── DATASET RECORDS ──

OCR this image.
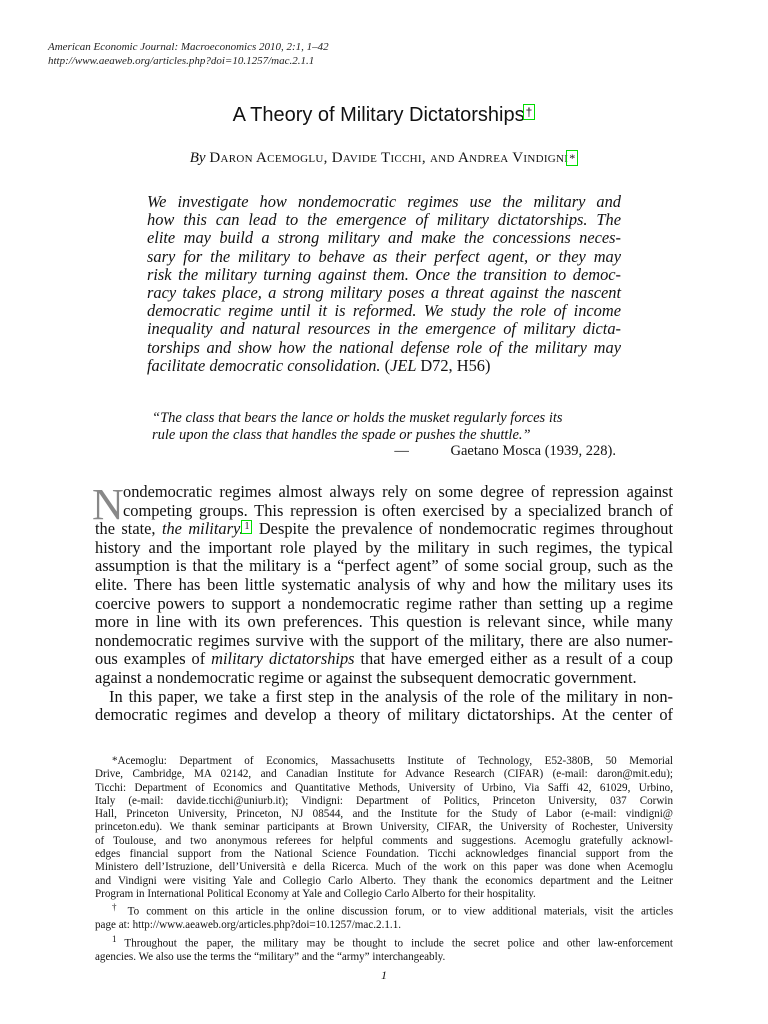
American Economic Journal: Macroeconomics 2010, 2:1, 1–42
http://www.aeaweb.org/articles.php?doi=10.1257/mac.2.1.1
A Theory of Military Dictatorships†
By Daron Acemoglu, Davide Ticchi, and Andrea Vindigni*
We investigate how nondemocratic regimes use the military and
how this can lead to the emergence of military dictatorships. The
elite may build a strong military and make the concessions neces-
sary for the military to behave as their perfect agent, or they may
risk the military turning against them. Once the transition to democ-
racy takes place, a strong military poses a threat against the nascent
democratic regime until it is reformed. We study the role of income
inequality and natural resources in the emergence of military dicta-
torships and show how the national defense role of the military may
facilitate democratic consolidation. (JEL D72, H56)
“The class that bears the lance or holds the musket regularly forces its
rule upon the class that handles the spade or pushes the shuttle.”
—	Gaetano Mosca (1939, 228).
N ondemocratic regimes almost always rely on some degree of repression against
competing groups. This repression is often exercised by a specialized branch of
the state, the military.1 Despite the prevalence of nondemocratic regimes throughout
history and the important role played by the military in such regimes, the typical
assumption is that the military is a “perfect agent” of some social group, such as the
elite. There has been little systematic analysis of why and how the military uses its
coercive powers to support a nondemocratic regime rather than setting up a regime
more in line with its own preferences. This question is relevant since, while many
nondemocratic regimes survive with the support of the military, there are also numer-
ous examples of military dictatorships that have emerged either as a result of a coup
against a nondemocratic regime or against the subsequent democratic government.
In this paper, we take a first step in the analysis of the role of the military in non-
democratic regimes and develop a theory of military dictatorships. At the center of
*Acemoglu: Department of Economics, Massachusetts Institute of Technology, E52-380B, 50 Memorial
Drive, Cambridge, MA 02142, and Canadian Institute for Advance Research (CIFAR) (e-mail: daron@mit.edu);
Ticchi: Department of Economics and Quantitative Methods, University of Urbino, Via Saffi 42, 61029, Urbino,
Italy (e-mail: davide.ticchi@uniurb.it); Vindigni: Department of Politics, Princeton University, 037 Corwin
Hall, Princeton University, Princeton, NJ 08544, and the Institute for the Study of Labor (e-mail: vindigni@
princeton.edu). We thank seminar participants at Brown University, CIFAR, the University of Rochester, University
of Toulouse, and two anonymous referees for helpful comments and suggestions. Acemoglu gratefully acknowl-
edges financial support from the National Science Foundation. Ticchi acknowledges financial support from the
Ministero dell’Istruzione, dell’Università e della Ricerca. Much of the work on this paper was done when Acemoglu
and Vindigni were visiting Yale and Collegio Carlo Alberto. They thank the economics department and the Leitner
Program in International Political Economy at Yale and Collegio Carlo Alberto for their hospitality.
† To comment on this article in the online discussion forum, or to view additional materials, visit the articles
page at: http://www.aeaweb.org/articles.php?doi=10.1257/mac.2.1.1.
$^1$ Throughout the paper, the military may be thought to include the secret police and other law-enforcement
agencies. We also use the terms the “military” and the “army” interchangeably.
1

───

* SHORT PROBLEM: Copy all the records above exactly, but leave out the pictures.

* ANSWER FOR THE TASK:
OCR this image.
American Economic Journal: Macroeconomics 2010, 2:1, 1–42
http://www.aeaweb.org/articles.php?doi=10.1257/mac.2.1.1
A Theory of Military Dictatorships†
By Daron Acemoglu, Davide Ticchi, and Andrea Vindigni*
We investigate how nondemocratic regimes use the military and
how this can lead to the emergence of military dictatorships. The
elite may build a strong military and make the concessions neces-
sary for the military to behave as their perfect agent, or they may
risk the military turning against them. Once the transition to democ-
racy takes place, a strong military poses a threat against the nascent
democratic regime until it is reformed. We study the role of income
inequality and natural resources in the emergence of military dicta-
torships and show how the national defense role of the military may
facilitate democratic consolidation. (JEL D72, H56)
“The class that bears the lance or holds the musket regularly forces its
rule upon the class that handles the spade or pushes the shuttle.”
—	Gaetano Mosca (1939, 228).
N ondemocratic regimes almost always rely on some degree of repression against
competing groups. This repression is often exercised by a specialized branch of
the state, the military.1 Despite the prevalence of nondemocratic regimes throughout
history and the important role played by the military in such regimes, the typical
assumption is that the military is a “perfect agent” of some social group, such as the
elite. There has been little systematic analysis of why and how the military uses its
coercive powers to support a nondemocratic regime rather than setting up a regime
more in line with its own preferences. This question is relevant since, while many
nondemocratic regimes survive with the support of the military, there are also numer-
ous examples of military dictatorships that have emerged either as a result of a coup
against a nondemocratic regime or against the subsequent democratic government.
In this paper, we take a first step in the analysis of the role of the military in non-
democratic regimes and develop a theory of military dictatorships. At the center of
*Acemoglu: Department of Economics, Massachusetts Institute of Technology, E52-380B, 50 Memorial
Drive, Cambridge, MA 02142, and Canadian Institute for Advance Research (CIFAR) (e-mail: daron@mit.edu);
Ticchi: Department of Economics and Quantitative Methods, University of Urbino, Via Saffi 42, 61029, Urbino,
Italy (e-mail: davide.ticchi@uniurb.it); Vindigni: Department of Politics, Princeton University, 037 Corwin
Hall, Princeton University, Princeton, NJ 08544, and the Institute for the Study of Labor (e-mail: vindigni@
princeton.edu). We thank seminar participants at Brown University, CIFAR, the University of Rochester, University
of Toulouse, and two anonymous referees for helpful comments and suggestions. Acemoglu gratefully acknowl-
edges financial support from the National Science Foundation. Ticchi acknowledges financial support from the
Ministero dell’Istruzione, dell’Università e della Ricerca. Much of the work on this paper was done when Acemoglu
and Vindigni were visiting Yale and Collegio Carlo Alberto. They thank the economics department and the Leitner
Program in International Political Economy at Yale and Collegio Carlo Alberto for their hospitality.
† To comment on this article in the online discussion forum, or to view additional materials, visit the articles
page at: http://www.aeaweb.org/articles.php?doi=10.1257/mac.2.1.1.
$^1$ Throughout the paper, the military may be thought to include the secret police and other law-enforcement
agencies. We also use the terms the “military” and the “army” interchangeably.
1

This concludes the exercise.